Figure record listings:
## begin

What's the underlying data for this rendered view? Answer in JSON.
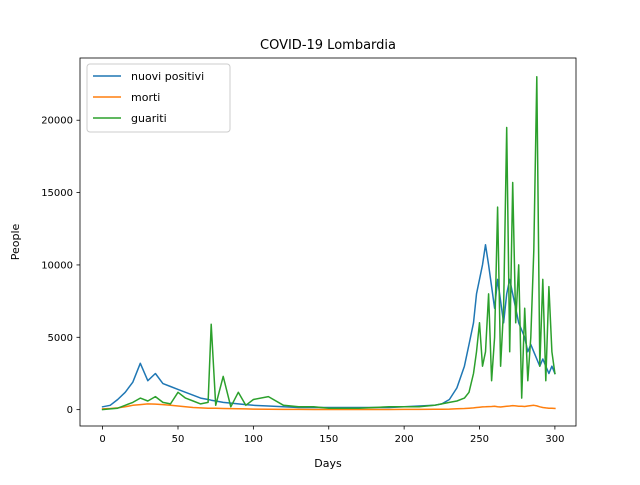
{
  "chart_data": {
    "type": "line",
    "title": "COVID-19 Lombardia",
    "xlabel": "Days",
    "ylabel": "People",
    "xlim": [
      -15,
      314
    ],
    "ylim": [
      -1130,
      24300
    ],
    "x_ticks": [
      0,
      50,
      100,
      150,
      200,
      250,
      300
    ],
    "y_ticks": [
      0,
      5000,
      10000,
      15000,
      20000
    ],
    "grid": false,
    "legend_position": "top-left",
    "x": [
      0,
      5,
      10,
      15,
      20,
      25,
      30,
      35,
      40,
      45,
      50,
      55,
      60,
      65,
      70,
      72,
      75,
      80,
      85,
      90,
      95,
      100,
      110,
      120,
      130,
      140,
      150,
      160,
      170,
      180,
      190,
      200,
      210,
      220,
      225,
      230,
      235,
      240,
      243,
      246,
      248,
      250,
      252,
      254,
      256,
      258,
      260,
      262,
      264,
      266,
      268,
      270,
      272,
      274,
      276,
      278,
      280,
      282,
      284,
      286,
      288,
      290,
      292,
      294,
      296,
      298,
      300
    ],
    "series": [
      {
        "name": "nuovi positivi",
        "color": "#1f77b4",
        "values": [
          200,
          300,
          700,
          1200,
          1900,
          3200,
          2000,
          2500,
          1800,
          1600,
          1400,
          1200,
          1000,
          800,
          700,
          650,
          600,
          500,
          450,
          400,
          350,
          300,
          250,
          200,
          150,
          150,
          150,
          150,
          150,
          150,
          150,
          200,
          250,
          300,
          400,
          700,
          1500,
          3000,
          4500,
          6000,
          8000,
          9000,
          10000,
          11400,
          10000,
          8500,
          7000,
          9000,
          7500,
          6000,
          8000,
          9000,
          8000,
          7000,
          6000,
          5500,
          5000,
          4000,
          4500,
          4000,
          3500,
          3000,
          3500,
          3000,
          2500,
          3000,
          2500
        ]
      },
      {
        "name": "morti",
        "color": "#ff7f0e",
        "values": [
          50,
          80,
          120,
          200,
          300,
          350,
          400,
          380,
          350,
          300,
          250,
          200,
          150,
          120,
          100,
          100,
          90,
          80,
          70,
          60,
          50,
          40,
          30,
          20,
          15,
          10,
          10,
          10,
          10,
          10,
          10,
          15,
          20,
          25,
          30,
          40,
          60,
          80,
          100,
          120,
          150,
          170,
          190,
          200,
          210,
          220,
          230,
          200,
          180,
          210,
          230,
          250,
          280,
          260,
          240,
          230,
          220,
          250,
          280,
          300,
          260,
          200,
          150,
          120,
          100,
          90,
          80
        ]
      },
      {
        "name": "guariti",
        "color": "#2ca02c",
        "values": [
          0,
          50,
          100,
          300,
          500,
          800,
          600,
          900,
          500,
          400,
          1200,
          800,
          600,
          400,
          500,
          5900,
          300,
          2300,
          200,
          1200,
          300,
          700,
          900,
          300,
          200,
          200,
          100,
          100,
          100,
          150,
          200,
          200,
          200,
          300,
          400,
          500,
          600,
          800,
          1200,
          2500,
          4000,
          6000,
          3000,
          4000,
          8000,
          2000,
          5000,
          14000,
          3000,
          7000,
          19500,
          4000,
          15700,
          6000,
          10000,
          800,
          7000,
          2000,
          5000,
          11000,
          23000,
          3000,
          9000,
          2000,
          8500,
          4000,
          2500
        ]
      }
    ]
  }
}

## end

Can the entries above be repeated exactly, without their pictures?

What's the underlying data for this rendered view? Answer in JSON.
{
  "chart_data": {
    "type": "line",
    "title": "COVID-19 Lombardia",
    "xlabel": "Days",
    "ylabel": "People",
    "xlim": [
      -15,
      314
    ],
    "ylim": [
      -1130,
      24300
    ],
    "x_ticks": [
      0,
      50,
      100,
      150,
      200,
      250,
      300
    ],
    "y_ticks": [
      0,
      5000,
      10000,
      15000,
      20000
    ],
    "grid": false,
    "legend_position": "top-left",
    "x": [
      0,
      5,
      10,
      15,
      20,
      25,
      30,
      35,
      40,
      45,
      50,
      55,
      60,
      65,
      70,
      72,
      75,
      80,
      85,
      90,
      95,
      100,
      110,
      120,
      130,
      140,
      150,
      160,
      170,
      180,
      190,
      200,
      210,
      220,
      225,
      230,
      235,
      240,
      243,
      246,
      248,
      250,
      252,
      254,
      256,
      258,
      260,
      262,
      264,
      266,
      268,
      270,
      272,
      274,
      276,
      278,
      280,
      282,
      284,
      286,
      288,
      290,
      292,
      294,
      296,
      298,
      300
    ],
    "series": [
      {
        "name": "nuovi positivi",
        "color": "#1f77b4",
        "values": [
          200,
          300,
          700,
          1200,
          1900,
          3200,
          2000,
          2500,
          1800,
          1600,
          1400,
          1200,
          1000,
          800,
          700,
          650,
          600,
          500,
          450,
          400,
          350,
          300,
          250,
          200,
          150,
          150,
          150,
          150,
          150,
          150,
          150,
          200,
          250,
          300,
          400,
          700,
          1500,
          3000,
          4500,
          6000,
          8000,
          9000,
          10000,
          11400,
          10000,
          8500,
          7000,
          9000,
          7500,
          6000,
          8000,
          9000,
          8000,
          7000,
          6000,
          5500,
          5000,
          4000,
          4500,
          4000,
          3500,
          3000,
          3500,
          3000,
          2500,
          3000,
          2500
        ]
      },
      {
        "name": "morti",
        "color": "#ff7f0e",
        "values": [
          50,
          80,
          120,
          200,
          300,
          350,
          400,
          380,
          350,
          300,
          250,
          200,
          150,
          120,
          100,
          100,
          90,
          80,
          70,
          60,
          50,
          40,
          30,
          20,
          15,
          10,
          10,
          10,
          10,
          10,
          10,
          15,
          20,
          25,
          30,
          40,
          60,
          80,
          100,
          120,
          150,
          170,
          190,
          200,
          210,
          220,
          230,
          200,
          180,
          210,
          230,
          250,
          280,
          260,
          240,
          230,
          220,
          250,
          280,
          300,
          260,
          200,
          150,
          120,
          100,
          90,
          80
        ]
      },
      {
        "name": "guariti",
        "color": "#2ca02c",
        "values": [
          0,
          50,
          100,
          300,
          500,
          800,
          600,
          900,
          500,
          400,
          1200,
          800,
          600,
          400,
          500,
          5900,
          300,
          2300,
          200,
          1200,
          300,
          700,
          900,
          300,
          200,
          200,
          100,
          100,
          100,
          150,
          200,
          200,
          200,
          300,
          400,
          500,
          600,
          800,
          1200,
          2500,
          4000,
          6000,
          3000,
          4000,
          8000,
          2000,
          5000,
          14000,
          3000,
          7000,
          19500,
          4000,
          15700,
          6000,
          10000,
          800,
          7000,
          2000,
          5000,
          11000,
          23000,
          3000,
          9000,
          2000,
          8500,
          4000,
          2500
        ]
      }
    ]
  }
}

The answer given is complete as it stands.